__PROBLEM DETAILS__:
Look through the material below and count the lines with the string "into". Report only the count.

__RECORDS FOR THE EXERCISE__:
--- BEGIN ---
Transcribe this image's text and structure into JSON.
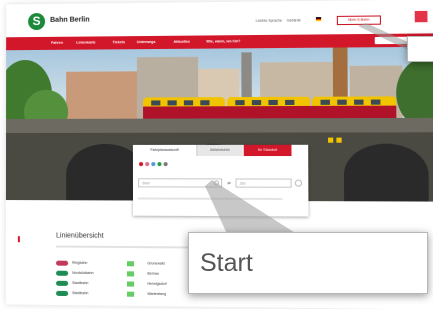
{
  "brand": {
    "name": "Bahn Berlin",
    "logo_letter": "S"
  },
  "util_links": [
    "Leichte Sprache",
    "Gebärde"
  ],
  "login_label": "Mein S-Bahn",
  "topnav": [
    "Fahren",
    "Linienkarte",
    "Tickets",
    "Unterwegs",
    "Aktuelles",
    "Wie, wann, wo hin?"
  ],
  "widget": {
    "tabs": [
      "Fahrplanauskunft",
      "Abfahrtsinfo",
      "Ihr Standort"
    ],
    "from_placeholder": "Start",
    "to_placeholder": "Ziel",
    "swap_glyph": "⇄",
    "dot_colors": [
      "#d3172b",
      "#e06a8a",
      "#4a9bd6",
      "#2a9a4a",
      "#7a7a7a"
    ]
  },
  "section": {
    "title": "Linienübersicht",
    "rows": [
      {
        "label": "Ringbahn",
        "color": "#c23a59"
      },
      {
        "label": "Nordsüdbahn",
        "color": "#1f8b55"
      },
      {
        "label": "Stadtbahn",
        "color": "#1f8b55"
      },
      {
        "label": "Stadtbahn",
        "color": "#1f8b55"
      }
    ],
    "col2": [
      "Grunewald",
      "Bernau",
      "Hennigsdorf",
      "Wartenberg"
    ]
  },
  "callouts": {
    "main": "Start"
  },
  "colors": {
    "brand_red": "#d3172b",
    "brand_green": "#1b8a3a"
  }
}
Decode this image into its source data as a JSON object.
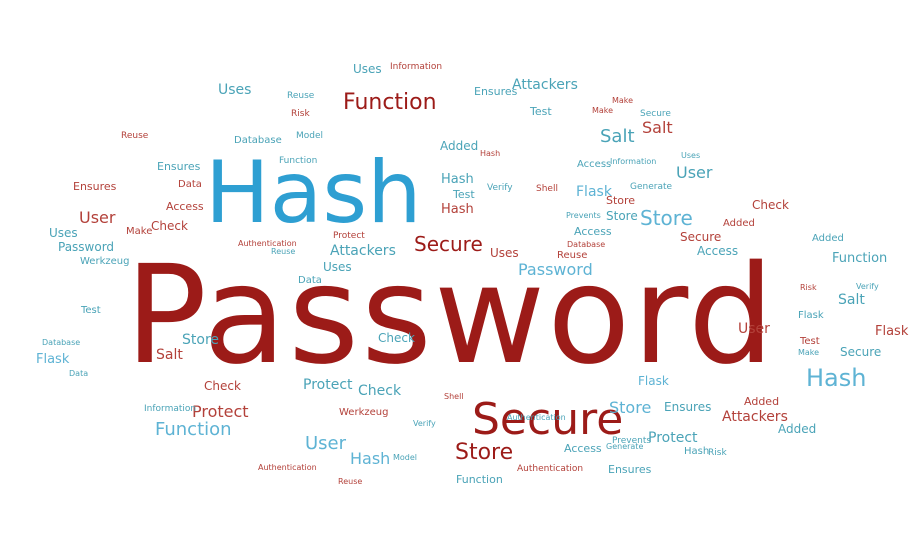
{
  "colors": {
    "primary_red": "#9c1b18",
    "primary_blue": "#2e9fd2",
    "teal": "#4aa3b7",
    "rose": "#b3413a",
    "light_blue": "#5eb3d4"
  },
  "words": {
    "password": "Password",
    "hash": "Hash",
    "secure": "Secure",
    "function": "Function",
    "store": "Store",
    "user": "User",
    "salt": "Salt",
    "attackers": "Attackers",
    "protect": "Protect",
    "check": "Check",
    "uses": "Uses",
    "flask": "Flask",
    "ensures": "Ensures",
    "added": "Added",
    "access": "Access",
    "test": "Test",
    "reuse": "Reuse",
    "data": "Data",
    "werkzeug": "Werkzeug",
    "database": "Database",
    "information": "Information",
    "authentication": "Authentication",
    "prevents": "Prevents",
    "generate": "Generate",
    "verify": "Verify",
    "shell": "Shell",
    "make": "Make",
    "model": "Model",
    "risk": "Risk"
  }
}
--- END ---
--- BEGIN ---
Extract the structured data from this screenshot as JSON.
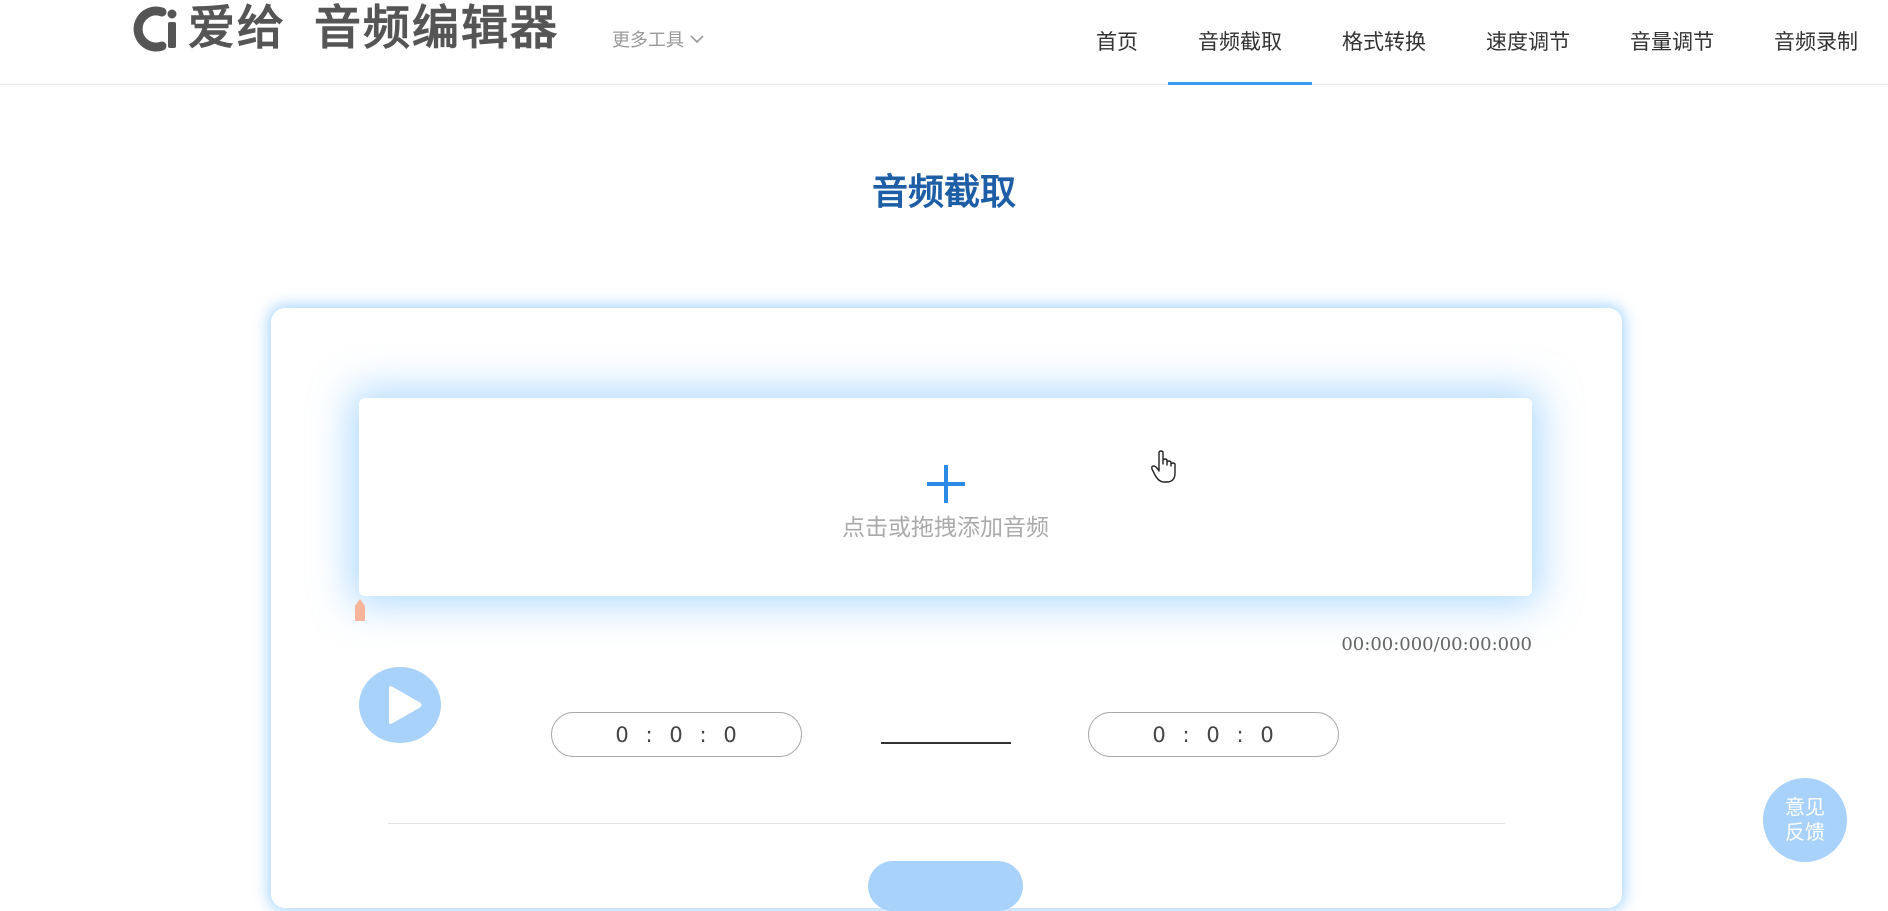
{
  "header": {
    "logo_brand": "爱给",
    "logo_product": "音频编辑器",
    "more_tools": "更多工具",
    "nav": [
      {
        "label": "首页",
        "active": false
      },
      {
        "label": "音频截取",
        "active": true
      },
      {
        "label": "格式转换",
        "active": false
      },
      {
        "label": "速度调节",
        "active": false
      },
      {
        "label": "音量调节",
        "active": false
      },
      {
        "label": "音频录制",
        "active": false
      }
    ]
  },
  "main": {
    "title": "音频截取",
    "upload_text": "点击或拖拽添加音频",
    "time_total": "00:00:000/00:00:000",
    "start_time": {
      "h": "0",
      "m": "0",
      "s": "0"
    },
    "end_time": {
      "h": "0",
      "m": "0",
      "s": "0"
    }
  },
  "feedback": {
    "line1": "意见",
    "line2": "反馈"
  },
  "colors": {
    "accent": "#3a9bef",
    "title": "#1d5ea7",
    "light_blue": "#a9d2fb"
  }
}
--- END ---
__WRITTEN ANSWER__:
2